------ DATA ENTRIES ------

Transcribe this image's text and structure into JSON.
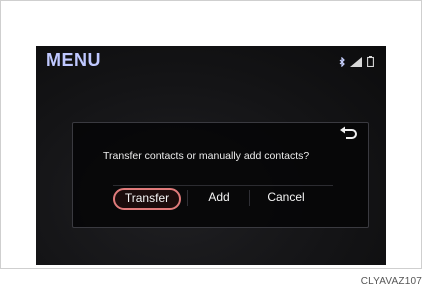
{
  "header": {
    "title": "MENU",
    "status_icons": [
      "bluetooth-icon",
      "signal-icon",
      "battery-icon"
    ]
  },
  "dialog": {
    "question": "Transfer contacts or manually add contacts?",
    "buttons": {
      "transfer": "Transfer",
      "add": "Add",
      "cancel": "Cancel"
    },
    "back_icon": "back-arrow-icon"
  },
  "figure": {
    "caption": "CLYAVAZ107"
  },
  "colors": {
    "screen_bg": "#141416",
    "menu_title": "#bfc8ff",
    "selected_outline": "#e07b7b",
    "text": "#ececec"
  }
}
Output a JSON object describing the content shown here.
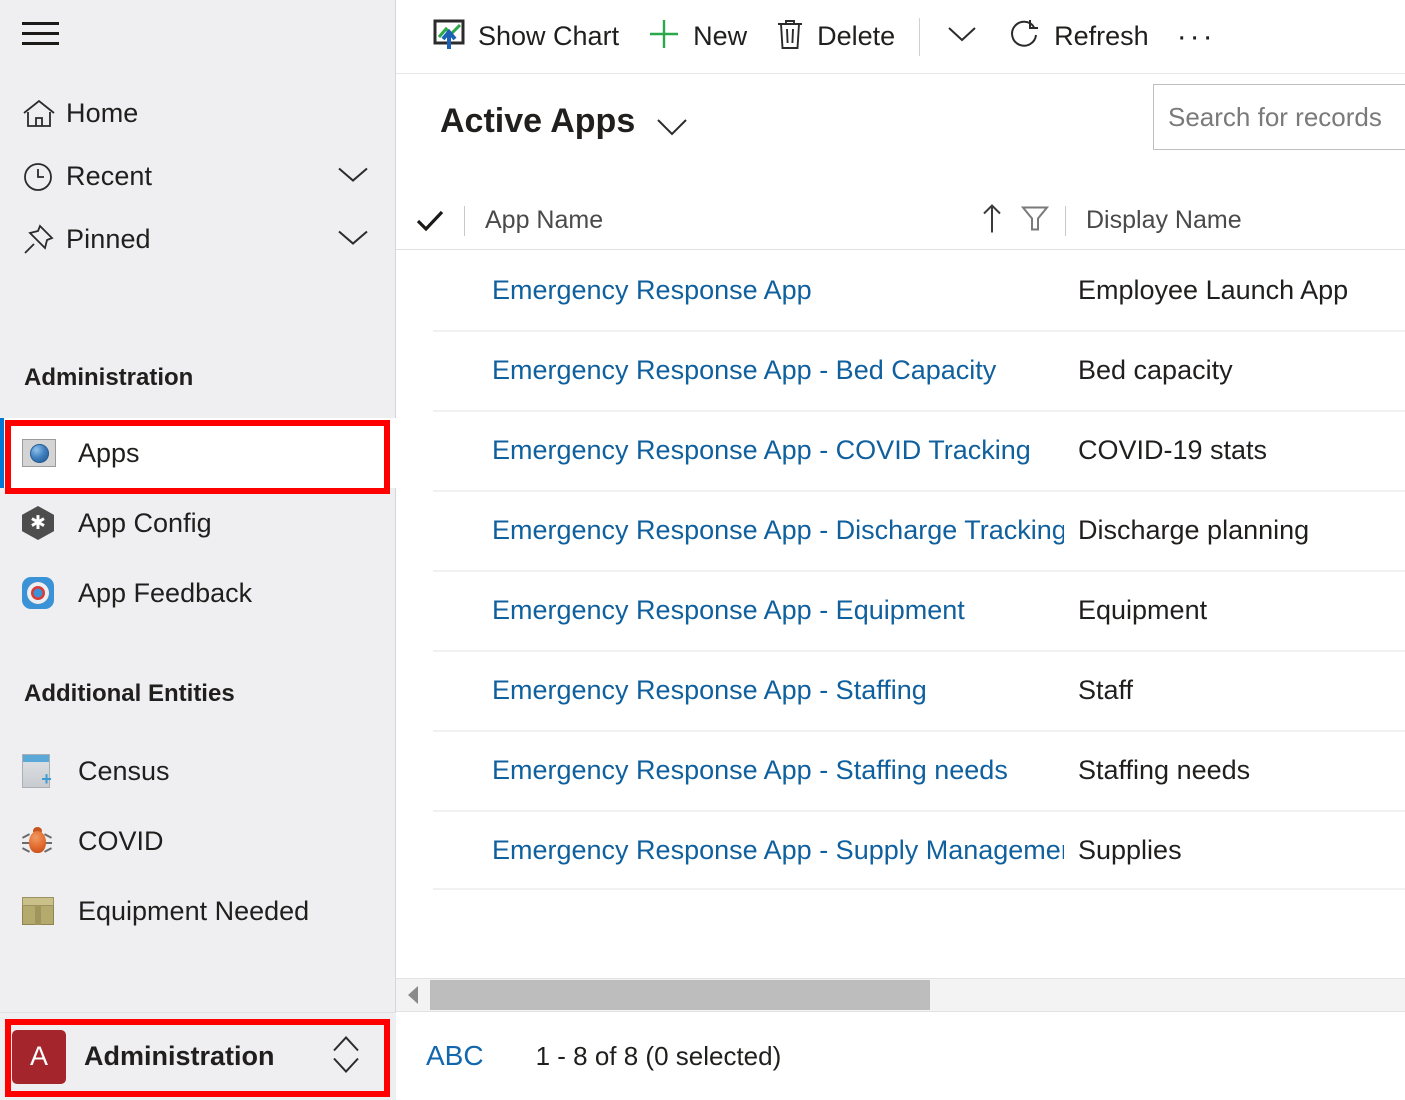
{
  "sidebar": {
    "menu_icon": "hamburger-icon",
    "nav": [
      {
        "label": "Home",
        "icon": "home-icon",
        "chevron": false
      },
      {
        "label": "Recent",
        "icon": "clock-icon",
        "chevron": true
      },
      {
        "label": "Pinned",
        "icon": "pin-icon",
        "chevron": true
      }
    ],
    "groups": [
      {
        "title": "Administration",
        "items": [
          {
            "label": "Apps",
            "icon": "globe-window-icon",
            "selected": true
          },
          {
            "label": "App Config",
            "icon": "hexagon-gear-icon",
            "selected": false
          },
          {
            "label": "App Feedback",
            "icon": "life-ring-icon",
            "selected": false
          }
        ]
      },
      {
        "title": "Additional Entities",
        "items": [
          {
            "label": "Census",
            "icon": "document-plus-icon",
            "selected": false
          },
          {
            "label": "COVID",
            "icon": "bug-icon",
            "selected": false
          },
          {
            "label": "Equipment Needed",
            "icon": "box-icon",
            "selected": false
          }
        ]
      }
    ],
    "area_switcher": {
      "badge": "A",
      "label": "Administration",
      "chevron_icon": "chevron-up-down-icon"
    }
  },
  "commandbar": {
    "show_chart": "Show Chart",
    "new": "New",
    "delete": "Delete",
    "refresh": "Refresh",
    "overflow": "···"
  },
  "view": {
    "title": "Active Apps",
    "title_chevron_icon": "chevron-down-icon",
    "search": {
      "placeholder": "Search for records",
      "value": ""
    }
  },
  "grid": {
    "columns": {
      "select_all_icon": "checkmark-icon",
      "app_name": "App Name",
      "display_name": "Display Name",
      "sort_icon": "sort-ascending-icon",
      "filter_icon": "filter-funnel-icon"
    },
    "rows": [
      {
        "app_name": "Emergency Response App",
        "display_name": "Employee Launch App"
      },
      {
        "app_name": "Emergency Response App - Bed Capacity",
        "display_name": "Bed capacity"
      },
      {
        "app_name": "Emergency Response App - COVID Tracking",
        "display_name": "COVID-19 stats"
      },
      {
        "app_name": "Emergency Response App - Discharge Tracking.",
        "display_name": "Discharge planning"
      },
      {
        "app_name": "Emergency Response App - Equipment",
        "display_name": "Equipment"
      },
      {
        "app_name": "Emergency Response App - Staffing",
        "display_name": "Staff"
      },
      {
        "app_name": "Emergency Response App - Staffing needs",
        "display_name": "Staffing needs"
      },
      {
        "app_name": "Emergency Response App - Supply Management",
        "display_name": "Supplies"
      }
    ]
  },
  "footer": {
    "alpha_filter": "ABC",
    "record_count": "1 - 8 of 8 (0 selected)"
  },
  "colors": {
    "link": "#10609e",
    "accent": "#0078d4",
    "area_badge": "#a4262c",
    "annotation": "#ff0000",
    "sidebar_bg": "#efeff1"
  }
}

------

YOUR TASK:
Look for the word "Discharge" in every line of the listing and copy the lines that have it.

WRITTEN SOLUTION:
        "app_name": "Emergency Response App - Discharge Tracking.",
        "display_name": "Discharge planning"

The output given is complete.